- TO DO -
Output the material below in full, exactly as it is.

#### DATASET ROWS

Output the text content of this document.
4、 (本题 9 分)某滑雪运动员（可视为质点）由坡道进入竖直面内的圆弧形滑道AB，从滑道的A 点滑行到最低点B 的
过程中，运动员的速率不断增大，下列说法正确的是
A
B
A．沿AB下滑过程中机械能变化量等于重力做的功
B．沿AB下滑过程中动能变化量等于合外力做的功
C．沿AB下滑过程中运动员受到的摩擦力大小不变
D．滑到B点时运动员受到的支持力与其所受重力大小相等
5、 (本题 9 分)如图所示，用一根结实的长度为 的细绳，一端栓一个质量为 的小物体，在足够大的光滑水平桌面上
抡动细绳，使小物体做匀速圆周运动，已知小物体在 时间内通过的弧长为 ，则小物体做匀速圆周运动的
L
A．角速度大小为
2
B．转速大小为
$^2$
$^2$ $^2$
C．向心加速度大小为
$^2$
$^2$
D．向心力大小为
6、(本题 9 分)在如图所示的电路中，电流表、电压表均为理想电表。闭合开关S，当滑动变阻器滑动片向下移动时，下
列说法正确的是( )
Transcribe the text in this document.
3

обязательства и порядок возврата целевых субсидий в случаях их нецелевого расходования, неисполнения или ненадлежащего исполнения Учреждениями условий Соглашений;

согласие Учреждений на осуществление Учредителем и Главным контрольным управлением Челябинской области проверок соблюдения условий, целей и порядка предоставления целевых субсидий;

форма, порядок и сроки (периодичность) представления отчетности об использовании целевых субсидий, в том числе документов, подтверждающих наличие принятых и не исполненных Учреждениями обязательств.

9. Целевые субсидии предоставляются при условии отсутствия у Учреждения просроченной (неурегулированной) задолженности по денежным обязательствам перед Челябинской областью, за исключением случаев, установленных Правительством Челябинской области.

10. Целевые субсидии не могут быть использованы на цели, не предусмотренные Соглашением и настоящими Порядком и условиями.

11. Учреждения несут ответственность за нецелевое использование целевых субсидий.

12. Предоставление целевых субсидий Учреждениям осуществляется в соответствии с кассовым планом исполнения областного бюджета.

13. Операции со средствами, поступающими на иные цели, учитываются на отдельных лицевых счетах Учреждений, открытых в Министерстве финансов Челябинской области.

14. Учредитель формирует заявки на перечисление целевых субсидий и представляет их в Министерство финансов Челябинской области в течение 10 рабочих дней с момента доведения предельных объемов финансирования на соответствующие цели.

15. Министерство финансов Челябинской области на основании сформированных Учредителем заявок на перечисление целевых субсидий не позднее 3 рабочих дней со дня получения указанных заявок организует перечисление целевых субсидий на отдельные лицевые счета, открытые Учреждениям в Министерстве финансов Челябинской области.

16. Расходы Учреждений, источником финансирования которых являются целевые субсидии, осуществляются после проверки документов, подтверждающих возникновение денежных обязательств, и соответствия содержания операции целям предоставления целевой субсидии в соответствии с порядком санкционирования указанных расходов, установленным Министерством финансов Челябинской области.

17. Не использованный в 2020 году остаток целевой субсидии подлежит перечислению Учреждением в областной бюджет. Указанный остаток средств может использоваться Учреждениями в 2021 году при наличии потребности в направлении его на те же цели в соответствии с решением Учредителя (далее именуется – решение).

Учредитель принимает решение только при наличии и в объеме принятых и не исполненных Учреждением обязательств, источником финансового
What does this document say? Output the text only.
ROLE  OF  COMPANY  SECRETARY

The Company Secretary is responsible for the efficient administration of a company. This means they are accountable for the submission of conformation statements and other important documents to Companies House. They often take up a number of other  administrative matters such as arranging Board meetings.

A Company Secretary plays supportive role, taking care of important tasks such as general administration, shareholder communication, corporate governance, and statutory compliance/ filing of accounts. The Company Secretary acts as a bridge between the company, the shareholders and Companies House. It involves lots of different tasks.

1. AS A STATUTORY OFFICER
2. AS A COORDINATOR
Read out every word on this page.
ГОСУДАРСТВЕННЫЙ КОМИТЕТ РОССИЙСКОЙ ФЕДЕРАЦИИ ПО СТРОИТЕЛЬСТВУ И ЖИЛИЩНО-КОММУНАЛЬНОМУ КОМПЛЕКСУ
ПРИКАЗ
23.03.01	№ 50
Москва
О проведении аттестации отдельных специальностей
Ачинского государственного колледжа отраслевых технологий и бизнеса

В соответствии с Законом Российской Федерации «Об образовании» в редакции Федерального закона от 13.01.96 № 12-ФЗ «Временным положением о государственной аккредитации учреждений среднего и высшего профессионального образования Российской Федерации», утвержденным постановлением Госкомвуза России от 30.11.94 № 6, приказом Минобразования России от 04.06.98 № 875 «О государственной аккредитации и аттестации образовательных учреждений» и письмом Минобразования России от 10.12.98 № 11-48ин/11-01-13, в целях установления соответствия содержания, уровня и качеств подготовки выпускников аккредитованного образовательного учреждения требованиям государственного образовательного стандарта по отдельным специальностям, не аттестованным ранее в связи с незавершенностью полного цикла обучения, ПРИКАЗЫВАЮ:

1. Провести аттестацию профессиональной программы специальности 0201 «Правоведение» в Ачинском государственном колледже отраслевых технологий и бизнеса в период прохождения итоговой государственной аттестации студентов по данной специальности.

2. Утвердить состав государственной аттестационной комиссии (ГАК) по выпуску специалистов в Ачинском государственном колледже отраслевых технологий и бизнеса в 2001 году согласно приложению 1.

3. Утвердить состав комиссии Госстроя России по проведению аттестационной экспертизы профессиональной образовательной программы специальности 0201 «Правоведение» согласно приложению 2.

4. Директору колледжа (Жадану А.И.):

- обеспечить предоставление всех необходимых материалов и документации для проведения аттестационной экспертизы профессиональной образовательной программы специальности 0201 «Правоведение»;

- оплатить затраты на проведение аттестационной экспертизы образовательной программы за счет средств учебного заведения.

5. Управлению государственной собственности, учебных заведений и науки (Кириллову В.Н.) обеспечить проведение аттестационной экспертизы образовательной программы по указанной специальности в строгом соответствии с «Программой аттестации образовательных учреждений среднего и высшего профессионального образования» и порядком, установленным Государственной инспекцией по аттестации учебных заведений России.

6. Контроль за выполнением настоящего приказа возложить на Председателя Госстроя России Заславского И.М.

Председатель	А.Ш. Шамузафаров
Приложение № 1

########

- OUTPUT OF THE EXERCISE -
Output the text content of this document.
4、 (本题 9 分)某滑雪运动员（可视为质点）由坡道进入竖直面内的圆弧形滑道AB，从滑道的A 点滑行到最低点B 的
过程中，运动员的速率不断增大，下列说法正确的是
A
B
A．沿AB下滑过程中机械能变化量等于重力做的功
B．沿AB下滑过程中动能变化量等于合外力做的功
C．沿AB下滑过程中运动员受到的摩擦力大小不变
D．滑到B点时运动员受到的支持力与其所受重力大小相等
5、 (本题 9 分)如图所示，用一根结实的长度为 的细绳，一端栓一个质量为 的小物体，在足够大的光滑水平桌面上
抡动细绳，使小物体做匀速圆周运动，已知小物体在 时间内通过的弧长为 ，则小物体做匀速圆周运动的
L
A．角速度大小为
2
B．转速大小为
$^2$
$^2$ $^2$
C．向心加速度大小为
$^2$
$^2$
D．向心力大小为
6、(本题 9 分)在如图所示的电路中，电流表、电压表均为理想电表。闭合开关S，当滑动变阻器滑动片向下移动时，下
列说法正确的是( )
Transcribe the text in this document.
3

обязательства и порядок возврата целевых субсидий в случаях их нецелевого расходования, неисполнения или ненадлежащего исполнения Учреждениями условий Соглашений;

согласие Учреждений на осуществление Учредителем и Главным контрольным управлением Челябинской области проверок соблюдения условий, целей и порядка предоставления целевых субсидий;

форма, порядок и сроки (периодичность) представления отчетности об использовании целевых субсидий, в том числе документов, подтверждающих наличие принятых и не исполненных Учреждениями обязательств.

9. Целевые субсидии предоставляются при условии отсутствия у Учреждения просроченной (неурегулированной) задолженности по денежным обязательствам перед Челябинской областью, за исключением случаев, установленных Правительством Челябинской области.

10. Целевые субсидии не могут быть использованы на цели, не предусмотренные Соглашением и настоящими Порядком и условиями.

11. Учреждения несут ответственность за нецелевое использование целевых субсидий.

12. Предоставление целевых субсидий Учреждениям осуществляется в соответствии с кассовым планом исполнения областного бюджета.

13. Операции со средствами, поступающими на иные цели, учитываются на отдельных лицевых счетах Учреждений, открытых в Министерстве финансов Челябинской области.

14. Учредитель формирует заявки на перечисление целевых субсидий и представляет их в Министерство финансов Челябинской области в течение 10 рабочих дней с момента доведения предельных объемов финансирования на соответствующие цели.

15. Министерство финансов Челябинской области на основании сформированных Учредителем заявок на перечисление целевых субсидий не позднее 3 рабочих дней со дня получения указанных заявок организует перечисление целевых субсидий на отдельные лицевые счета, открытые Учреждениям в Министерстве финансов Челябинской области.

16. Расходы Учреждений, источником финансирования которых являются целевые субсидии, осуществляются после проверки документов, подтверждающих возникновение денежных обязательств, и соответствия содержания операции целям предоставления целевой субсидии в соответствии с порядком санкционирования указанных расходов, установленным Министерством финансов Челябинской области.

17. Не использованный в 2020 году остаток целевой субсидии подлежит перечислению Учреждением в областной бюджет. Указанный остаток средств может использоваться Учреждениями в 2021 году при наличии потребности в направлении его на те же цели в соответствии с решением Учредителя (далее именуется – решение).

Учредитель принимает решение только при наличии и в объеме принятых и не исполненных Учреждением обязательств, источником финансового
What does this document say? Output the text only.
ROLE  OF  COMPANY  SECRETARY

The Company Secretary is responsible for the efficient administration of a company. This means they are accountable for the submission of conformation statements and other important documents to Companies House. They often take up a number of other  administrative matters such as arranging Board meetings.

A Company Secretary plays supportive role, taking care of important tasks such as general administration, shareholder communication, corporate governance, and statutory compliance/ filing of accounts. The Company Secretary acts as a bridge between the company, the shareholders and Companies House. It involves lots of different tasks.

1. AS A STATUTORY OFFICER
2. AS A COORDINATOR
Read out every word on this page.
ГОСУДАРСТВЕННЫЙ КОМИТЕТ РОССИЙСКОЙ ФЕДЕРАЦИИ ПО СТРОИТЕЛЬСТВУ И ЖИЛИЩНО-КОММУНАЛЬНОМУ КОМПЛЕКСУ
ПРИКАЗ
23.03.01	№ 50
Москва
О проведении аттестации отдельных специальностей
Ачинского государственного колледжа отраслевых технологий и бизнеса

В соответствии с Законом Российской Федерации «Об образовании» в редакции Федерального закона от 13.01.96 № 12-ФЗ «Временным положением о государственной аккредитации учреждений среднего и высшего профессионального образования Российской Федерации», утвержденным постановлением Госкомвуза России от 30.11.94 № 6, приказом Минобразования России от 04.06.98 № 875 «О государственной аккредитации и аттестации образовательных учреждений» и письмом Минобразования России от 10.12.98 № 11-48ин/11-01-13, в целях установления соответствия содержания, уровня и качеств подготовки выпускников аккредитованного образовательного учреждения требованиям государственного образовательного стандарта по отдельным специальностям, не аттестованным ранее в связи с незавершенностью полного цикла обучения, ПРИКАЗЫВАЮ:

1. Провести аттестацию профессиональной программы специальности 0201 «Правоведение» в Ачинском государственном колледже отраслевых технологий и бизнеса в период прохождения итоговой государственной аттестации студентов по данной специальности.

2. Утвердить состав государственной аттестационной комиссии (ГАК) по выпуску специалистов в Ачинском государственном колледже отраслевых технологий и бизнеса в 2001 году согласно приложению 1.

3. Утвердить состав комиссии Госстроя России по проведению аттестационной экспертизы профессиональной образовательной программы специальности 0201 «Правоведение» согласно приложению 2.

4. Директору колледжа (Жадану А.И.):

- обеспечить предоставление всех необходимых материалов и документации для проведения аттестационной экспертизы профессиональной образовательной программы специальности 0201 «Правоведение»;

- оплатить затраты на проведение аттестационной экспертизы образовательной программы за счет средств учебного заведения.

5. Управлению государственной собственности, учебных заведений и науки (Кириллову В.Н.) обеспечить проведение аттестационной экспертизы образовательной программы по указанной специальности в строгом соответствии с «Программой аттестации образовательных учреждений среднего и высшего профессионального образования» и порядком, установленным Государственной инспекцией по аттестации учебных заведений России.

6. Контроль за выполнением настоящего приказа возложить на Председателя Госстроя России Заславского И.М.

Председатель	А.Ш. Шамузафаров
Приложение № 1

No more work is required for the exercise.